─── 选文节录 ───
这样说,是想传达这样一个意思:除非我们变得练达起来,我们才可能拥有智慧;除非我们变得沉着和成熟起来,我们才有可能面对如此复杂的局面。而如果我们希望有关方面处理诸如此类的事务,能够有一个更加开放的思路,那么从我们自己开始,同样也需要有一个更加开放的思路。比如对于现代公民来说,可以将与警察打交道视为稀松平常,视为理所当然,不是那么特别。我这样说有什么不对吗?

    某种开放的思路同样在于——至少我本人,完全可以强调——宪章之举是在与政府一道推动这个社会的进步,是在与政府一道面对和承担我们民族的历史机遇。人们愿意提到中国“08宪章”与捷克斯洛伐克“77宪章”之间的联系,当年“77宪章”的重要发起人瓦茨拉夫•哈维尔在2008年12月19日在《华尔街日报》上发表文章《中国维权人士需要支持》,这篇文章开头有一段,也指出他们当年的行为,与当时政府并行不悖:“我们作为公民,有一定责任与捷克斯洛伐克政府一起,通过我们的警觉,致力于确保基本权利。” ( As citizens, we had a certain responsibility to work with the Czechoslovak government to ensure through our vigilance that basic rights would be protected.)请注意其中的与“一起”(“一道”)这个表述,它非常容易被忽略。对于哈维尔来说,这肯定不是笔误,而是深思熟虑、一贯而为之的。

徐友渔先生在他《我为什么要在零八宪章上签名》文章中,强调需要与“与中国现行宪法的精神和条文一致,与中国已经签署的联合国宣言、公约一致,与中国已经承诺的国际义务一致”,他指的是宪章中所提到的:“中国政府于1997年、1998年分别签署了两个重要的国际人权公约,全国人大于2004年通过修宪把“尊重和保障人权”写进宪法,今年又承诺制订和 推行《国家人权行动计划》。”在某种意义上可以说,政府已经为诸如此类的工作奠定了一个基础和平台。不管这个政府做多做少,不管它多么心有余而力不足,但是它始终是在努力往前走,并打开了一个基本局面。

一件事情,不管是谁做下的,只要其本身有意义,那么就是好的,值得肯定的。宪章本身中亦有这样一些对于政府工作的肯定性表述:“二十世纪后期的‘改革开放’,使中国摆脱了毛泽东时代的普遍贫困和绝对极权,民间财富和民众生活水平有了大幅度提高,个人的经济自由和社会权利得到部分恢复,公民社会开始生长,民间对人权和政治自由的呼声日益高涨。执政者也在进行走向市场化和私有化的经济改革的同时,开始了从拒绝人权到逐渐承认人权的转变。”

如果认可、认同政府此前奠定的相关基础或框架,认为它是朝向一个正确的大方向,那么我们则不仅尊重现有的法律框架,在法律已经提供的范围之内行事,而且我们还应当尊重现有政府工作的框架,认为它是值得肯定和受到欢迎的。我们不应该放弃对于政府的期待,不应该放弃对于政府的要求,只有不放弃才能促使政府的改变和改善。对于政府采取藐视和蔑视的态度,都不是我们的本意。无政府主义那是过去年代的某个遗产,不是我们正好想要继承的。
───
练习任务:
1 - 请誊写这篇关于宪章的文章中从“徐友渔先生在他《我为什么要在”到“前走,并打开了一个基本局面。”的内容，一字不改。
2 - 找出这篇关于宪章的文章中所有用书名号《》标出的名称，逐一列出。
3 - 请从这篇关于宪章的文章的最后一句之后接着写下去。
─── 展示材料 ───
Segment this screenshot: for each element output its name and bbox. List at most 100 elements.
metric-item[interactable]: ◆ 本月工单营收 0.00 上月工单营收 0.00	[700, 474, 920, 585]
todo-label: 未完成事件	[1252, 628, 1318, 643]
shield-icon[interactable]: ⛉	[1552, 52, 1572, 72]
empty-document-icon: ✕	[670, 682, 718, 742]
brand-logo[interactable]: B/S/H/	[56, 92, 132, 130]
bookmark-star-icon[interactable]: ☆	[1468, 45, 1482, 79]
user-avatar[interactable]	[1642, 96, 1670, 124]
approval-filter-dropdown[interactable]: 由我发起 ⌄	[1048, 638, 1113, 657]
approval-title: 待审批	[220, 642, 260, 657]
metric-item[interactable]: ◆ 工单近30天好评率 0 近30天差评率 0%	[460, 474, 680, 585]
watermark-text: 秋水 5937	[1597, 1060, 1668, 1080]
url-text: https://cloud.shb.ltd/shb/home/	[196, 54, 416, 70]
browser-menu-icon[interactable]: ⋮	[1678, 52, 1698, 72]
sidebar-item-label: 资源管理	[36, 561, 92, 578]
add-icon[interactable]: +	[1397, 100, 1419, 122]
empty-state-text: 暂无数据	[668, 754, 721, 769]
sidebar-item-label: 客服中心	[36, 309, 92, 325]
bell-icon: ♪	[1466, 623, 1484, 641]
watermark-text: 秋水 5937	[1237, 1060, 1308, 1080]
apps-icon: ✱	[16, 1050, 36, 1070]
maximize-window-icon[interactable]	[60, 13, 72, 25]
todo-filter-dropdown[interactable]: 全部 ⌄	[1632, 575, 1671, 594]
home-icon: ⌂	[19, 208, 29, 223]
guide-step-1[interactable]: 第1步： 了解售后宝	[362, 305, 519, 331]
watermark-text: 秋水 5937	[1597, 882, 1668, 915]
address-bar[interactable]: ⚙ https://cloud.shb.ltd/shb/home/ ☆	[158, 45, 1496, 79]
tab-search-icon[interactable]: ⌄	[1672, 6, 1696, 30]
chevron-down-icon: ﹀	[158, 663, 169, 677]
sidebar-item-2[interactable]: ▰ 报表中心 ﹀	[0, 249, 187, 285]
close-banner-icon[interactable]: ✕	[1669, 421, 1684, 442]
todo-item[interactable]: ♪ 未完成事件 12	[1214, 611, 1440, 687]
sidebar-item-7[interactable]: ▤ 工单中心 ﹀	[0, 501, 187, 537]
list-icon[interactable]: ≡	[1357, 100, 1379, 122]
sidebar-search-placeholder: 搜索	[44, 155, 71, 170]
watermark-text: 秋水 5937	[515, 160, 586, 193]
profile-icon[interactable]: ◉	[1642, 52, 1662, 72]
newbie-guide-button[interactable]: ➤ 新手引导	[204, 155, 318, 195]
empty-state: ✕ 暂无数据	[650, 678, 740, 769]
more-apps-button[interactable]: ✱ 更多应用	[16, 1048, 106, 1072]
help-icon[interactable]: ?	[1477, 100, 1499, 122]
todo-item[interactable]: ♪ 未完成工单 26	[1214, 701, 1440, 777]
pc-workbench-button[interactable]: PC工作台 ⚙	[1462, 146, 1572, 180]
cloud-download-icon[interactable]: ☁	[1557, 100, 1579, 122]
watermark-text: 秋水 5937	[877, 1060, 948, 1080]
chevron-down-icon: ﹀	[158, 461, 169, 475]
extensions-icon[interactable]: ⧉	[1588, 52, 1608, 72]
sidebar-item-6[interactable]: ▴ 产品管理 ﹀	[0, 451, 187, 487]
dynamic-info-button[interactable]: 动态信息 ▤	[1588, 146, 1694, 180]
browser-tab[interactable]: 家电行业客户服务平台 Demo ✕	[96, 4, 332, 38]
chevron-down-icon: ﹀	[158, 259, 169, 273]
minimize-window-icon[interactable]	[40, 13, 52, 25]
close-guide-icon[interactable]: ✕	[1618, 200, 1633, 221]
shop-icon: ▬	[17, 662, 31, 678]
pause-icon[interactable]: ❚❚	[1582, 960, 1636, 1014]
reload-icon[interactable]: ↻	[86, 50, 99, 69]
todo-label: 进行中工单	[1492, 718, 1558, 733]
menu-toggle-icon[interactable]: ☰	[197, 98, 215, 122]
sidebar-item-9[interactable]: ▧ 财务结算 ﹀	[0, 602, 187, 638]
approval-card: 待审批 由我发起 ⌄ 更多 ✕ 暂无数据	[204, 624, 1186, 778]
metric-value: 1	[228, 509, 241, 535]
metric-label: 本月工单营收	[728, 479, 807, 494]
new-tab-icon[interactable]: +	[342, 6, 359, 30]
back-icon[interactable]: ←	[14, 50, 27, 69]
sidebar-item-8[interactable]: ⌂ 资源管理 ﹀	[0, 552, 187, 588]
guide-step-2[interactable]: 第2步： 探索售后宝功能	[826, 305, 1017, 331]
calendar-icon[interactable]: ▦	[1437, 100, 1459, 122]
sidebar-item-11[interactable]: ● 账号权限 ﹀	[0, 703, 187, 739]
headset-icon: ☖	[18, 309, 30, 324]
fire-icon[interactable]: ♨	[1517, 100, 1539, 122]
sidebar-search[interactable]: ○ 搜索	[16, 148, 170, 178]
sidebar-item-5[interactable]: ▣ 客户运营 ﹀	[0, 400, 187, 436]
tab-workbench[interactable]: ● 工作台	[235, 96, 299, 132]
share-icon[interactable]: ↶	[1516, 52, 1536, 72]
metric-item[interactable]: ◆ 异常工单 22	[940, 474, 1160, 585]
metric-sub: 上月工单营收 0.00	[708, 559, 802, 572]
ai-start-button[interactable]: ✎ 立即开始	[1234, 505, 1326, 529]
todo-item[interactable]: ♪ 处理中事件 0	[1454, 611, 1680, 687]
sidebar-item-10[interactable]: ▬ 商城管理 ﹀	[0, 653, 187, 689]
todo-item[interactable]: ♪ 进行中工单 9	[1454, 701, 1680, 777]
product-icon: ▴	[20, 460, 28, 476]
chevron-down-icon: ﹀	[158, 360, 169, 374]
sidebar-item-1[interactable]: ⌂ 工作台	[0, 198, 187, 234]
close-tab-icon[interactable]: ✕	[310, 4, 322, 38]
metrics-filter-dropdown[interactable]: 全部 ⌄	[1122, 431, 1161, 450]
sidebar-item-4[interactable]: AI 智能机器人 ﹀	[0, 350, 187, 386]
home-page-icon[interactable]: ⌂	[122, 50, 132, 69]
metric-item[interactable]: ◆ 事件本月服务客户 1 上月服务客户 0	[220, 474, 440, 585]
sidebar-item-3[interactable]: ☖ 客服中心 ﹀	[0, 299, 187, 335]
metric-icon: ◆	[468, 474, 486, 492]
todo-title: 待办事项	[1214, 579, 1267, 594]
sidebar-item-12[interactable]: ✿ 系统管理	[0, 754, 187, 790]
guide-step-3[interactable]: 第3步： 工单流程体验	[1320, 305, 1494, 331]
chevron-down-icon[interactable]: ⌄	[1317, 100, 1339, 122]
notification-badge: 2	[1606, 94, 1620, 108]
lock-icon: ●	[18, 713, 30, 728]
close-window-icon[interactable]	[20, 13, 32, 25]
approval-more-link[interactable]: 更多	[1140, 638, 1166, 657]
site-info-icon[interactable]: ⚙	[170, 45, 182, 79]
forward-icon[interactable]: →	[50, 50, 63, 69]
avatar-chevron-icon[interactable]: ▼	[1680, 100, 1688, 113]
───
参考答案:
1 -
徐友渔先生在他《我为什么要在零八宪章上签名》文章中,强调需要与“与中国现行宪法的精神和条文一致,与中国已经签署的联合国宣言、公约一致,与中国已经承诺的国际义务一致”,他指的是宪章中所提到的:“中国政府于1997年、1998年分别签署了两个重要的国际人权公约,全国人大于2004年通过修宪把“尊重和保障人权”写进宪法,今年又承诺制订和 推行《国家人权行动计划》。”在某种意义上可以说,政府已经为诸如此类的工作奠定了一个基础和平台。不管这个政府做多做少,不管它多么心有余而力不足,但是它始终是在努力往前走,并打开了一个基本局面。

2 -
《华尔街日报》
《中国维权人士需要支持》
《我为什么要在零八宪章上签名》
《国家人权行动计划》

3 -
所谓与政府“一道”,即是与政府权力乃至整个社会“相平行”的意思。这就是我们的“自我限制”。我们必须自我限制。如果我们希望别人是有所克制的,那么我们自身必须是自我克制的。如果我们对别人提出要求,那么我们也必须对自己提出要求。这就要求我们不仅要从自身感受出发,而且要从整个社会出发,从我们民族的未来和和整体考虑。同时需要认清自己不过只是社会当中的一员,我们既不能超越于社会之上,更不能代替社会作出选择。

这实际上对于我们来说也会不习惯,也会觉得难以做到,因为这种“限制式”的思维方式,超出了我们此前可能拥有的思想框架。从某个角度看过去,我们与政府互相所分享、共有的东西,远远超出我们自己的想象。看看我们从政府曾经提供的教育中都学到一些什么吧:阶级斗争、、造反有理、农民起义、直取天下、改天换地、推翻推倒、你死我活、冲锋陷阵、仇视藐视、宁死不屈、绝不妥协,以及革命与政权、万恶的旧社会之类。所有这些只有一个效果,都是令人自我膨胀,觉得自己已经掌握了真理与正义,可以凌驾于社会和其他人之上,为所欲为。而如何学会将自己也置于法律等现有框架之下,学会尊重和尊敬,则从来不曾出现在我们的教科书、学校及其他地方。

而只有当我们自我限制时,我们才可能是自由的、轻松的和放松的。我们不需要对所有的事情负责,只需要对一部分事情负责;不需要对看不见的事情负责,只需要对看得见的事情负责。当我们的思想行为是有边界的,也才可能是清晰和明朗的,而不是混杂了人性深处的各种欲望和恐惧。恐惧这种东西并不仅仅来自外界,有些是来自我们自身。当我们对于自己所做的事情感到没有把握的时候,对行为的后果感到无所适从的时候,就会产生对于自身行为及人性深渊的恐惧。这种恐惧同样会强烈干扰及毁掉我们。某些急躁便是产生于对于自身行为无效和无可控制的恐惧,于是便急于找到证明,急于得到结果。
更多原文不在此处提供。